# Start of Supplied information

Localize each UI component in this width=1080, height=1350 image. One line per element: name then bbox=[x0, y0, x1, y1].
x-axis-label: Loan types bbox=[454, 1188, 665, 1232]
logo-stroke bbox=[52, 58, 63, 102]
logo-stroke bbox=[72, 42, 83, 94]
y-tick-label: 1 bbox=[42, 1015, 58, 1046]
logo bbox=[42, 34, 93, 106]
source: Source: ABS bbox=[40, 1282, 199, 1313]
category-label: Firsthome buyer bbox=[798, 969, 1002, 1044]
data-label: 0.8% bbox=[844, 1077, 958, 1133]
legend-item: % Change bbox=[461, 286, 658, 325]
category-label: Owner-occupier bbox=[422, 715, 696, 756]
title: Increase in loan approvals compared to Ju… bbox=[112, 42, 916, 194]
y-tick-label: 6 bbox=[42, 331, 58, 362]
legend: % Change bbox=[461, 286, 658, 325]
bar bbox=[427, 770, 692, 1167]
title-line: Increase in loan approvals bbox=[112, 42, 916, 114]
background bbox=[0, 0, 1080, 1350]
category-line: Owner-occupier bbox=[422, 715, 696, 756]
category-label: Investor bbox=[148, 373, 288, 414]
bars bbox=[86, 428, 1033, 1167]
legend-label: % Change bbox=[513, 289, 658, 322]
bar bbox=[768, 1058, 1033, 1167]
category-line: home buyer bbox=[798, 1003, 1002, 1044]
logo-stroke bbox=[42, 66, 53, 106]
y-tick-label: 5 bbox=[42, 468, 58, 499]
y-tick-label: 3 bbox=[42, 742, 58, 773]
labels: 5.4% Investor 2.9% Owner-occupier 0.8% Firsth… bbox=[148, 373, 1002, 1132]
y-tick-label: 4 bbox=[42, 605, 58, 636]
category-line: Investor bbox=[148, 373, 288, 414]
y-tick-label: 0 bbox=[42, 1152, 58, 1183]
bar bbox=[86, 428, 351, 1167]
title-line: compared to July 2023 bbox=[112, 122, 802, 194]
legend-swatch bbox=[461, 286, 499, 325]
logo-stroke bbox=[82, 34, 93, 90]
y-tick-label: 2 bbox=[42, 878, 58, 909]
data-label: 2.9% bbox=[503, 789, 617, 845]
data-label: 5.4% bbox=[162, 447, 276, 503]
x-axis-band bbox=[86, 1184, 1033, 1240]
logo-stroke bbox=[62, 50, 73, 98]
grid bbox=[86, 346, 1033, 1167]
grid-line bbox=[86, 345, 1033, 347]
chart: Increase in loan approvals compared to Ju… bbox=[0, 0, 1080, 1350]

# End of Supplied information

**Exercise prompt:** Please retype every line of the dataset rows above exactly as they appear.

**Answer to the exercise:**
Localize each UI component in this width=1080, height=1350 image. One line per element: name then bbox=[x0, y0, x1, y1].
x-axis-label: Loan types bbox=[454, 1188, 665, 1232]
logo-stroke bbox=[52, 58, 63, 102]
logo-stroke bbox=[72, 42, 83, 94]
y-tick-label: 1 bbox=[42, 1015, 58, 1046]
logo bbox=[42, 34, 93, 106]
source: Source: ABS bbox=[40, 1282, 199, 1313]
category-label: Firsthome buyer bbox=[798, 969, 1002, 1044]
data-label: 0.8% bbox=[844, 1077, 958, 1133]
legend-item: % Change bbox=[461, 286, 658, 325]
category-label: Owner-occupier bbox=[422, 715, 696, 756]
title: Increase in loan approvals compared to Ju… bbox=[112, 42, 916, 194]
y-tick-label: 6 bbox=[42, 331, 58, 362]
legend: % Change bbox=[461, 286, 658, 325]
bar bbox=[427, 770, 692, 1167]
title-line: Increase in loan approvals bbox=[112, 42, 916, 114]
background bbox=[0, 0, 1080, 1350]
category-line: Owner-occupier bbox=[422, 715, 696, 756]
category-label: Investor bbox=[148, 373, 288, 414]
bars bbox=[86, 428, 1033, 1167]
legend-label: % Change bbox=[513, 289, 658, 322]
bar bbox=[768, 1058, 1033, 1167]
category-line: home buyer bbox=[798, 1003, 1002, 1044]
logo-stroke bbox=[42, 66, 53, 106]
y-tick-label: 5 bbox=[42, 468, 58, 499]
y-tick-label: 3 bbox=[42, 742, 58, 773]
labels: 5.4% Investor 2.9% Owner-occupier 0.8% Firsth… bbox=[148, 373, 1002, 1132]
y-tick-label: 4 bbox=[42, 605, 58, 636]
category-line: Investor bbox=[148, 373, 288, 414]
y-tick-label: 0 bbox=[42, 1152, 58, 1183]
bar bbox=[86, 428, 351, 1167]
title-line: compared to July 2023 bbox=[112, 122, 802, 194]
legend-swatch bbox=[461, 286, 499, 325]
logo-stroke bbox=[82, 34, 93, 90]
y-tick-label: 2 bbox=[42, 878, 58, 909]
data-label: 2.9% bbox=[503, 789, 617, 845]
data-label: 5.4% bbox=[162, 447, 276, 503]
x-axis-band bbox=[86, 1184, 1033, 1240]
logo-stroke bbox=[62, 50, 73, 98]
grid bbox=[86, 346, 1033, 1167]
grid-line bbox=[86, 345, 1033, 347]
chart: Increase in loan approvals compared to Ju… bbox=[0, 0, 1080, 1350]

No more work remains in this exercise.